- **Brief**: Could every line of the data be printed exactly as it reads?

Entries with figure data

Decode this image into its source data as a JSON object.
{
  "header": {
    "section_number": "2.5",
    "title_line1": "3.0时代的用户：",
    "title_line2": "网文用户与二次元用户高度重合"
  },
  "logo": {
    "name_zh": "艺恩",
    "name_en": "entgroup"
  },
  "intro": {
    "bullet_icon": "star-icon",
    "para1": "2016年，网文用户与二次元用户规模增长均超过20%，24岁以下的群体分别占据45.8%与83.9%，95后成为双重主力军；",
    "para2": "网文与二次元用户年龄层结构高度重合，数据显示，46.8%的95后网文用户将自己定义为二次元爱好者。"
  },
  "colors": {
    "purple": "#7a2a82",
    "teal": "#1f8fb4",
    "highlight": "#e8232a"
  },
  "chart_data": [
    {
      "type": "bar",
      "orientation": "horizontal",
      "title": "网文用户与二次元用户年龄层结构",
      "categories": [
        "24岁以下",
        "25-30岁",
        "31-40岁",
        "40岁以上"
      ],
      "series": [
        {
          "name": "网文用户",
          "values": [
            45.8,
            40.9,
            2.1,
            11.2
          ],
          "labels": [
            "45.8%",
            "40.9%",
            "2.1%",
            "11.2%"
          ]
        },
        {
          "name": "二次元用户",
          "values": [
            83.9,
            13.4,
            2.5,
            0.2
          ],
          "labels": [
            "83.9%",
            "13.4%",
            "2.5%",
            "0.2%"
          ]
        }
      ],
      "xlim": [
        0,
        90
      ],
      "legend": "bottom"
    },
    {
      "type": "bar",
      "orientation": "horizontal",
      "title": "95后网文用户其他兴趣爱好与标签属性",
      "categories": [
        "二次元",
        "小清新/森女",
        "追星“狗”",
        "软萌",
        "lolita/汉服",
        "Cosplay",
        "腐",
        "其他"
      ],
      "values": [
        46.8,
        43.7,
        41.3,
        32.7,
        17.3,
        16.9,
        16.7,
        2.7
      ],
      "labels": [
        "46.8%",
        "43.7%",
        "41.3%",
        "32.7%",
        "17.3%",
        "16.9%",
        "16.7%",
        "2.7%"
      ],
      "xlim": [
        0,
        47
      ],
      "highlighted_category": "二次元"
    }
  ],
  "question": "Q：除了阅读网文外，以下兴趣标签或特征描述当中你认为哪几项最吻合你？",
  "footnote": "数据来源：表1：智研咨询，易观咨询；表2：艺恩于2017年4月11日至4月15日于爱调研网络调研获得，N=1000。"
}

- **Task output**:
Decode this image into its source data as a JSON object.
{
  "header": {
    "section_number": "2.5",
    "title_line1": "3.0时代的用户：",
    "title_line2": "网文用户与二次元用户高度重合"
  },
  "logo": {
    "name_zh": "艺恩",
    "name_en": "entgroup"
  },
  "intro": {
    "bullet_icon": "star-icon",
    "para1": "2016年，网文用户与二次元用户规模增长均超过20%，24岁以下的群体分别占据45.8%与83.9%，95后成为双重主力军；",
    "para2": "网文与二次元用户年龄层结构高度重合，数据显示，46.8%的95后网文用户将自己定义为二次元爱好者。"
  },
  "colors": {
    "purple": "#7a2a82",
    "teal": "#1f8fb4",
    "highlight": "#e8232a"
  },
  "chart_data": [
    {
      "type": "bar",
      "orientation": "horizontal",
      "title": "网文用户与二次元用户年龄层结构",
      "categories": [
        "24岁以下",
        "25-30岁",
        "31-40岁",
        "40岁以上"
      ],
      "series": [
        {
          "name": "网文用户",
          "values": [
            45.8,
            40.9,
            2.1,
            11.2
          ],
          "labels": [
            "45.8%",
            "40.9%",
            "2.1%",
            "11.2%"
          ]
        },
        {
          "name": "二次元用户",
          "values": [
            83.9,
            13.4,
            2.5,
            0.2
          ],
          "labels": [
            "83.9%",
            "13.4%",
            "2.5%",
            "0.2%"
          ]
        }
      ],
      "xlim": [
        0,
        90
      ],
      "legend": "bottom"
    },
    {
      "type": "bar",
      "orientation": "horizontal",
      "title": "95后网文用户其他兴趣爱好与标签属性",
      "categories": [
        "二次元",
        "小清新/森女",
        "追星“狗”",
        "软萌",
        "lolita/汉服",
        "Cosplay",
        "腐",
        "其他"
      ],
      "values": [
        46.8,
        43.7,
        41.3,
        32.7,
        17.3,
        16.9,
        16.7,
        2.7
      ],
      "labels": [
        "46.8%",
        "43.7%",
        "41.3%",
        "32.7%",
        "17.3%",
        "16.9%",
        "16.7%",
        "2.7%"
      ],
      "xlim": [
        0,
        47
      ],
      "highlighted_category": "二次元"
    }
  ],
  "question": "Q：除了阅读网文外，以下兴趣标签或特征描述当中你认为哪几项最吻合你？",
  "footnote": "数据来源：表1：智研咨询，易观咨询；表2：艺恩于2017年4月11日至4月15日于爱调研网络调研获得，N=1000。"
}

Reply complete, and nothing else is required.